**Records that describe figures:**
-------

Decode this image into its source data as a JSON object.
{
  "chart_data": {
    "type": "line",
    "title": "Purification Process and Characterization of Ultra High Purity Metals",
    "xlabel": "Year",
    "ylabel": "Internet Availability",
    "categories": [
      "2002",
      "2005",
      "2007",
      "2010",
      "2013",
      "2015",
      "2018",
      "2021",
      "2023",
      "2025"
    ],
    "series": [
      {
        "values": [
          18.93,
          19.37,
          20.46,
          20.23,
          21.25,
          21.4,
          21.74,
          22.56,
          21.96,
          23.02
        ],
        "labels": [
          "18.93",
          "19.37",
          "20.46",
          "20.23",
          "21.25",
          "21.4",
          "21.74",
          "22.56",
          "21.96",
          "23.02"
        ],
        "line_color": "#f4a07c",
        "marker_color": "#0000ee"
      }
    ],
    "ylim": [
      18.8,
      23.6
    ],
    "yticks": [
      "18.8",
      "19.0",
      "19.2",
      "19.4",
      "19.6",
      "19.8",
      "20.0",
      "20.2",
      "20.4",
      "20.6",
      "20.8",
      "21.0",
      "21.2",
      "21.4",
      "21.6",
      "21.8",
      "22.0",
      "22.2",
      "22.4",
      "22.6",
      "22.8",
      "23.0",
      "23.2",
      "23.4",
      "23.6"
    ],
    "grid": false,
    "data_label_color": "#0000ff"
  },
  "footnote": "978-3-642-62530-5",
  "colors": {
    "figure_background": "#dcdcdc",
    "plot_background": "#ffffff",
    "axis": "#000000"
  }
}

-------

**WHAT YOU ARE ASKED TO DO:** Output each entry precisely as given.

**COMPLETE OUTPUT:**
Decode this image into its source data as a JSON object.
{
  "chart_data": {
    "type": "line",
    "title": "Purification Process and Characterization of Ultra High Purity Metals",
    "xlabel": "Year",
    "ylabel": "Internet Availability",
    "categories": [
      "2002",
      "2005",
      "2007",
      "2010",
      "2013",
      "2015",
      "2018",
      "2021",
      "2023",
      "2025"
    ],
    "series": [
      {
        "values": [
          18.93,
          19.37,
          20.46,
          20.23,
          21.25,
          21.4,
          21.74,
          22.56,
          21.96,
          23.02
        ],
        "labels": [
          "18.93",
          "19.37",
          "20.46",
          "20.23",
          "21.25",
          "21.4",
          "21.74",
          "22.56",
          "21.96",
          "23.02"
        ],
        "line_color": "#f4a07c",
        "marker_color": "#0000ee"
      }
    ],
    "ylim": [
      18.8,
      23.6
    ],
    "yticks": [
      "18.8",
      "19.0",
      "19.2",
      "19.4",
      "19.6",
      "19.8",
      "20.0",
      "20.2",
      "20.4",
      "20.6",
      "20.8",
      "21.0",
      "21.2",
      "21.4",
      "21.6",
      "21.8",
      "22.0",
      "22.2",
      "22.4",
      "22.6",
      "22.8",
      "23.0",
      "23.2",
      "23.4",
      "23.6"
    ],
    "grid": false,
    "data_label_color": "#0000ff"
  },
  "footnote": "978-3-642-62530-5",
  "colors": {
    "figure_background": "#dcdcdc",
    "plot_background": "#ffffff",
    "axis": "#000000"
  }
}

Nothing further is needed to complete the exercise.